• [INSTRUCTIONS TO FOLLOW]: Pictures appear in the records below; write out everything else exactly.

• [SUPPLIED ENTRIES]:
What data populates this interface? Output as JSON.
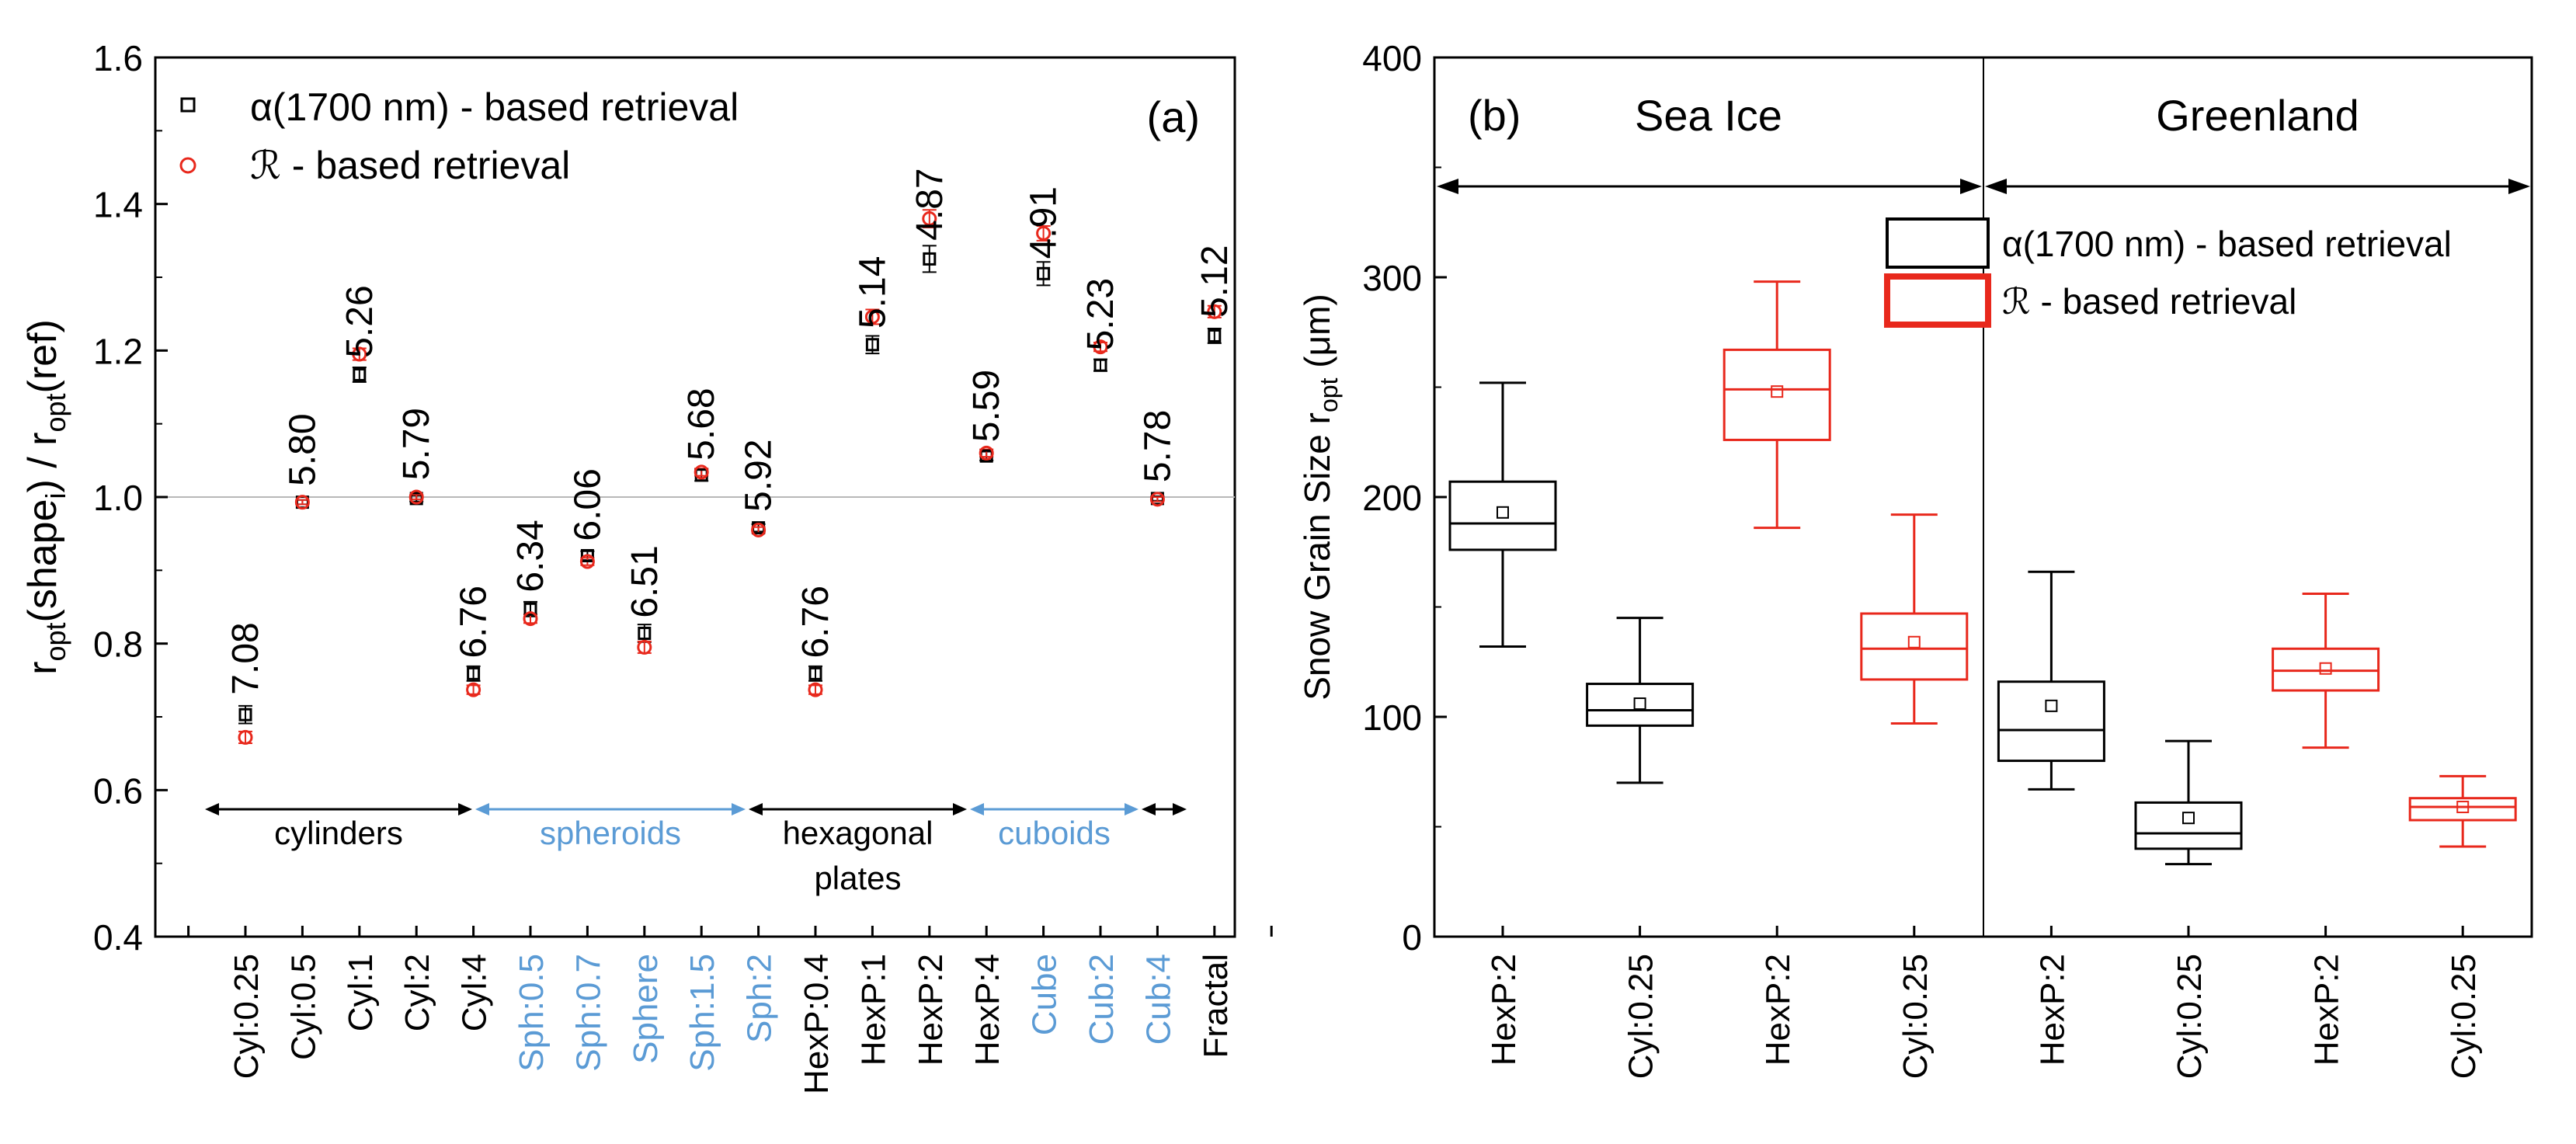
{
  "chart_data": [
    {
      "type": "scatter",
      "panel_label": "(a)",
      "ylabel_main": "r",
      "ylabel_sub1": "opt",
      "ylabel_mid": "(shape",
      "ylabel_sub2": "i",
      "ylabel_mid2": ") / r",
      "ylabel_sub3": "opt",
      "ylabel_tail": "(ref)",
      "ylim": [
        0.4,
        1.6
      ],
      "yticks": [
        "0.4",
        "0.6",
        "0.8",
        "1.0",
        "1.2",
        "1.4",
        "1.6"
      ],
      "reference_line": 1.0,
      "categories": [
        "Cyl:0.25",
        "Cyl:0.5",
        "Cyl:1",
        "Cyl:2",
        "Cyl:4",
        "Sph:0.5",
        "Sph:0.7",
        "Sphere",
        "Sph:1.5",
        "Sph:2",
        "HexP:0.4",
        "HexP:1",
        "HexP:2",
        "HexP:4",
        "Cube",
        "Cub:2",
        "Cub:4",
        "Fractal"
      ],
      "category_colors": [
        "#000000",
        "#000000",
        "#000000",
        "#000000",
        "#000000",
        "#5b9bd5",
        "#5b9bd5",
        "#5b9bd5",
        "#5b9bd5",
        "#5b9bd5",
        "#000000",
        "#000000",
        "#000000",
        "#000000",
        "#5b9bd5",
        "#5b9bd5",
        "#5b9bd5",
        "#000000"
      ],
      "series": [
        {
          "name": "α(1700 nm) - based retrieval",
          "marker": "square",
          "color": "#000000",
          "values": [
            0.703,
            0.993,
            1.167,
            0.998,
            0.759,
            0.847,
            0.92,
            0.814,
            1.03,
            0.958,
            0.759,
            1.208,
            1.325,
            1.056,
            1.305,
            1.18,
            0.998,
            1.22
          ],
          "errors": [
            0.012,
            0.003,
            0.01,
            0.004,
            0.01,
            0.01,
            0.006,
            0.012,
            0.008,
            0.005,
            0.01,
            0.012,
            0.018,
            0.006,
            0.016,
            0.008,
            0.003,
            0.01
          ]
        },
        {
          "name": "ℛ - based retrieval",
          "marker": "circle",
          "color": "#e8281c",
          "values": [
            0.672,
            0.993,
            1.195,
            1.0,
            0.737,
            0.834,
            0.912,
            0.795,
            1.034,
            0.955,
            0.737,
            1.246,
            1.38,
            1.06,
            1.36,
            1.205,
            0.997,
            1.253
          ],
          "errors": [
            0.008,
            0.003,
            0.008,
            0.003,
            0.006,
            0.006,
            0.005,
            0.008,
            0.005,
            0.004,
            0.006,
            0.01,
            0.012,
            0.005,
            0.01,
            0.006,
            0.003,
            0.008
          ]
        }
      ],
      "annotations": [
        "7.08",
        "5.80",
        "5.26",
        "5.79",
        "6.76",
        "6.34",
        "6.06",
        "6.51",
        "5.68",
        "5.92",
        "6.76",
        "5.14",
        "4.87",
        "5.59",
        "4.91",
        "5.23",
        "5.78",
        "5.12"
      ],
      "annotation_y": [
        0.73,
        1.015,
        1.19,
        1.023,
        0.78,
        0.87,
        0.94,
        0.835,
        1.05,
        0.98,
        0.78,
        1.23,
        1.35,
        1.075,
        1.325,
        1.2,
        1.02,
        1.245
      ],
      "groups": [
        {
          "label": "cylinders",
          "color": "#000000"
        },
        {
          "label": "spheroids",
          "color": "#5b9bd5"
        },
        {
          "label": "hexagonal",
          "label2": "plates",
          "color": "#000000"
        },
        {
          "label": "cuboids",
          "color": "#5b9bd5"
        },
        {
          "label": "",
          "color": "#000000"
        }
      ]
    },
    {
      "type": "box",
      "panel_label": "(b)",
      "ylabel_main": "Snow Grain Size r",
      "ylabel_sub": "opt",
      "ylabel_tail": " (μm)",
      "ylim": [
        0,
        400
      ],
      "yticks": [
        "0",
        "100",
        "200",
        "300",
        "400"
      ],
      "regions": [
        "Sea Ice",
        "Greenland"
      ],
      "categories": [
        "HexP:2",
        "Cyl:0.25",
        "HexP:2",
        "Cyl:0.25",
        "HexP:2",
        "Cyl:0.25",
        "HexP:2",
        "Cyl:0.25"
      ],
      "legend": [
        {
          "label": "α(1700 nm) - based retrieval",
          "color": "#000000"
        },
        {
          "label": "ℛ - based retrieval",
          "color": "#e8281c"
        }
      ],
      "boxes": [
        {
          "region": "Sea Ice",
          "category": "HexP:2",
          "series": "α(1700 nm) - based retrieval",
          "color": "#000000",
          "whisker_low": 132,
          "q1": 176,
          "median": 188,
          "q3": 207,
          "whisker_high": 252,
          "mean": 193
        },
        {
          "region": "Sea Ice",
          "category": "Cyl:0.25",
          "series": "α(1700 nm) - based retrieval",
          "color": "#000000",
          "whisker_low": 70,
          "q1": 96,
          "median": 103,
          "q3": 115,
          "whisker_high": 145,
          "mean": 106
        },
        {
          "region": "Sea Ice",
          "category": "HexP:2",
          "series": "ℛ - based retrieval",
          "color": "#e8281c",
          "whisker_low": 186,
          "q1": 226,
          "median": 249,
          "q3": 267,
          "whisker_high": 298,
          "mean": 248
        },
        {
          "region": "Sea Ice",
          "category": "Cyl:0.25",
          "series": "ℛ - based retrieval",
          "color": "#e8281c",
          "whisker_low": 97,
          "q1": 117,
          "median": 131,
          "q3": 147,
          "whisker_high": 192,
          "mean": 134
        },
        {
          "region": "Greenland",
          "category": "HexP:2",
          "series": "α(1700 nm) - based retrieval",
          "color": "#000000",
          "whisker_low": 67,
          "q1": 80,
          "median": 94,
          "q3": 116,
          "whisker_high": 166,
          "mean": 105
        },
        {
          "region": "Greenland",
          "category": "Cyl:0.25",
          "series": "α(1700 nm) - based retrieval",
          "color": "#000000",
          "whisker_low": 33,
          "q1": 40,
          "median": 47,
          "q3": 61,
          "whisker_high": 89,
          "mean": 54
        },
        {
          "region": "Greenland",
          "category": "HexP:2",
          "series": "ℛ - based retrieval",
          "color": "#e8281c",
          "whisker_low": 86,
          "q1": 112,
          "median": 121,
          "q3": 131,
          "whisker_high": 156,
          "mean": 122
        },
        {
          "region": "Greenland",
          "category": "Cyl:0.25",
          "series": "ℛ - based retrieval",
          "color": "#e8281c",
          "whisker_low": 41,
          "q1": 53,
          "median": 59,
          "q3": 63,
          "whisker_high": 73,
          "mean": 59
        }
      ]
    }
  ]
}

• [THE RESULT]:
What data populates this interface? Output as JSON.
{
  "chart_data": [
    {
      "type": "scatter",
      "panel_label": "(a)",
      "ylabel_main": "r",
      "ylabel_sub1": "opt",
      "ylabel_mid": "(shape",
      "ylabel_sub2": "i",
      "ylabel_mid2": ") / r",
      "ylabel_sub3": "opt",
      "ylabel_tail": "(ref)",
      "ylim": [
        0.4,
        1.6
      ],
      "yticks": [
        "0.4",
        "0.6",
        "0.8",
        "1.0",
        "1.2",
        "1.4",
        "1.6"
      ],
      "reference_line": 1.0,
      "categories": [
        "Cyl:0.25",
        "Cyl:0.5",
        "Cyl:1",
        "Cyl:2",
        "Cyl:4",
        "Sph:0.5",
        "Sph:0.7",
        "Sphere",
        "Sph:1.5",
        "Sph:2",
        "HexP:0.4",
        "HexP:1",
        "HexP:2",
        "HexP:4",
        "Cube",
        "Cub:2",
        "Cub:4",
        "Fractal"
      ],
      "category_colors": [
        "#000000",
        "#000000",
        "#000000",
        "#000000",
        "#000000",
        "#5b9bd5",
        "#5b9bd5",
        "#5b9bd5",
        "#5b9bd5",
        "#5b9bd5",
        "#000000",
        "#000000",
        "#000000",
        "#000000",
        "#5b9bd5",
        "#5b9bd5",
        "#5b9bd5",
        "#000000"
      ],
      "series": [
        {
          "name": "α(1700 nm) - based retrieval",
          "marker": "square",
          "color": "#000000",
          "values": [
            0.703,
            0.993,
            1.167,
            0.998,
            0.759,
            0.847,
            0.92,
            0.814,
            1.03,
            0.958,
            0.759,
            1.208,
            1.325,
            1.056,
            1.305,
            1.18,
            0.998,
            1.22
          ],
          "errors": [
            0.012,
            0.003,
            0.01,
            0.004,
            0.01,
            0.01,
            0.006,
            0.012,
            0.008,
            0.005,
            0.01,
            0.012,
            0.018,
            0.006,
            0.016,
            0.008,
            0.003,
            0.01
          ]
        },
        {
          "name": "ℛ - based retrieval",
          "marker": "circle",
          "color": "#e8281c",
          "values": [
            0.672,
            0.993,
            1.195,
            1.0,
            0.737,
            0.834,
            0.912,
            0.795,
            1.034,
            0.955,
            0.737,
            1.246,
            1.38,
            1.06,
            1.36,
            1.205,
            0.997,
            1.253
          ],
          "errors": [
            0.008,
            0.003,
            0.008,
            0.003,
            0.006,
            0.006,
            0.005,
            0.008,
            0.005,
            0.004,
            0.006,
            0.01,
            0.012,
            0.005,
            0.01,
            0.006,
            0.003,
            0.008
          ]
        }
      ],
      "annotations": [
        "7.08",
        "5.80",
        "5.26",
        "5.79",
        "6.76",
        "6.34",
        "6.06",
        "6.51",
        "5.68",
        "5.92",
        "6.76",
        "5.14",
        "4.87",
        "5.59",
        "4.91",
        "5.23",
        "5.78",
        "5.12"
      ],
      "annotation_y": [
        0.73,
        1.015,
        1.19,
        1.023,
        0.78,
        0.87,
        0.94,
        0.835,
        1.05,
        0.98,
        0.78,
        1.23,
        1.35,
        1.075,
        1.325,
        1.2,
        1.02,
        1.245
      ],
      "groups": [
        {
          "label": "cylinders",
          "color": "#000000"
        },
        {
          "label": "spheroids",
          "color": "#5b9bd5"
        },
        {
          "label": "hexagonal",
          "label2": "plates",
          "color": "#000000"
        },
        {
          "label": "cuboids",
          "color": "#5b9bd5"
        },
        {
          "label": "",
          "color": "#000000"
        }
      ]
    },
    {
      "type": "box",
      "panel_label": "(b)",
      "ylabel_main": "Snow Grain Size r",
      "ylabel_sub": "opt",
      "ylabel_tail": " (μm)",
      "ylim": [
        0,
        400
      ],
      "yticks": [
        "0",
        "100",
        "200",
        "300",
        "400"
      ],
      "regions": [
        "Sea Ice",
        "Greenland"
      ],
      "categories": [
        "HexP:2",
        "Cyl:0.25",
        "HexP:2",
        "Cyl:0.25",
        "HexP:2",
        "Cyl:0.25",
        "HexP:2",
        "Cyl:0.25"
      ],
      "legend": [
        {
          "label": "α(1700 nm) - based retrieval",
          "color": "#000000"
        },
        {
          "label": "ℛ - based retrieval",
          "color": "#e8281c"
        }
      ],
      "boxes": [
        {
          "region": "Sea Ice",
          "category": "HexP:2",
          "series": "α(1700 nm) - based retrieval",
          "color": "#000000",
          "whisker_low": 132,
          "q1": 176,
          "median": 188,
          "q3": 207,
          "whisker_high": 252,
          "mean": 193
        },
        {
          "region": "Sea Ice",
          "category": "Cyl:0.25",
          "series": "α(1700 nm) - based retrieval",
          "color": "#000000",
          "whisker_low": 70,
          "q1": 96,
          "median": 103,
          "q3": 115,
          "whisker_high": 145,
          "mean": 106
        },
        {
          "region": "Sea Ice",
          "category": "HexP:2",
          "series": "ℛ - based retrieval",
          "color": "#e8281c",
          "whisker_low": 186,
          "q1": 226,
          "median": 249,
          "q3": 267,
          "whisker_high": 298,
          "mean": 248
        },
        {
          "region": "Sea Ice",
          "category": "Cyl:0.25",
          "series": "ℛ - based retrieval",
          "color": "#e8281c",
          "whisker_low": 97,
          "q1": 117,
          "median": 131,
          "q3": 147,
          "whisker_high": 192,
          "mean": 134
        },
        {
          "region": "Greenland",
          "category": "HexP:2",
          "series": "α(1700 nm) - based retrieval",
          "color": "#000000",
          "whisker_low": 67,
          "q1": 80,
          "median": 94,
          "q3": 116,
          "whisker_high": 166,
          "mean": 105
        },
        {
          "region": "Greenland",
          "category": "Cyl:0.25",
          "series": "α(1700 nm) - based retrieval",
          "color": "#000000",
          "whisker_low": 33,
          "q1": 40,
          "median": 47,
          "q3": 61,
          "whisker_high": 89,
          "mean": 54
        },
        {
          "region": "Greenland",
          "category": "HexP:2",
          "series": "ℛ - based retrieval",
          "color": "#e8281c",
          "whisker_low": 86,
          "q1": 112,
          "median": 121,
          "q3": 131,
          "whisker_high": 156,
          "mean": 122
        },
        {
          "region": "Greenland",
          "category": "Cyl:0.25",
          "series": "ℛ - based retrieval",
          "color": "#e8281c",
          "whisker_low": 41,
          "q1": 53,
          "median": 59,
          "q3": 63,
          "whisker_high": 73,
          "mean": 59
        }
      ]
    }
  ]
}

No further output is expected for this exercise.